> _WHAT TO PRODUCE_: Spot each line in the records below where the word "气孔混凝土" occurs, then copy it.

> _RAW RECORDS_:
┌────────

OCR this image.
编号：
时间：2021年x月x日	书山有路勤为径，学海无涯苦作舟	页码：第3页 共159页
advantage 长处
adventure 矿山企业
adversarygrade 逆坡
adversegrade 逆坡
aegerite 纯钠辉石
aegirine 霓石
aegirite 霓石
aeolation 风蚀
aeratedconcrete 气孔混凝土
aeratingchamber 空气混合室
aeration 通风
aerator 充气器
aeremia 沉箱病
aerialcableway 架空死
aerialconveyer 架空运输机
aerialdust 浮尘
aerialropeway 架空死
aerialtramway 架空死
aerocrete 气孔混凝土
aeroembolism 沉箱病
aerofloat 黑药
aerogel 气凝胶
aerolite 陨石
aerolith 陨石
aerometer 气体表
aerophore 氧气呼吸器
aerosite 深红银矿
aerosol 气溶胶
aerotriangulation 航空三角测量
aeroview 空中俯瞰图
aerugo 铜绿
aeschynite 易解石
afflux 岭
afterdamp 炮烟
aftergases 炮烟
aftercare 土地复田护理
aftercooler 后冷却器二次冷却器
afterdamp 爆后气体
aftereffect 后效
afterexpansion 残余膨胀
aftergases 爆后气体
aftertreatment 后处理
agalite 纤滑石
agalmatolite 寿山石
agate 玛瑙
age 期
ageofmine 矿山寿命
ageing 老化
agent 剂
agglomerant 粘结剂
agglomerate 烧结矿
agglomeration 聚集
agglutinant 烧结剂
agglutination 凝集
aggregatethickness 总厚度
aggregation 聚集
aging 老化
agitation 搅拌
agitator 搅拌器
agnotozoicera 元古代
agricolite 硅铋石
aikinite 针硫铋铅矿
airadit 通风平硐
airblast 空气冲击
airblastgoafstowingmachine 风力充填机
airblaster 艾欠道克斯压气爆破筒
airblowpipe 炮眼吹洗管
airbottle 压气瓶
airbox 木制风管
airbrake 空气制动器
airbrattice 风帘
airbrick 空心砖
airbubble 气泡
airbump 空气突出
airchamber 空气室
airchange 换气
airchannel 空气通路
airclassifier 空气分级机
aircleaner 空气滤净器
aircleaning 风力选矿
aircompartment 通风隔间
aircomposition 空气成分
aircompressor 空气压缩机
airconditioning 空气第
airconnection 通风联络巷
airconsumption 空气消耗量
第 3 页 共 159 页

└────────

> _TASK OUTPUT_:
aeratedconcrete 气孔混凝土
aerocrete 气孔混凝土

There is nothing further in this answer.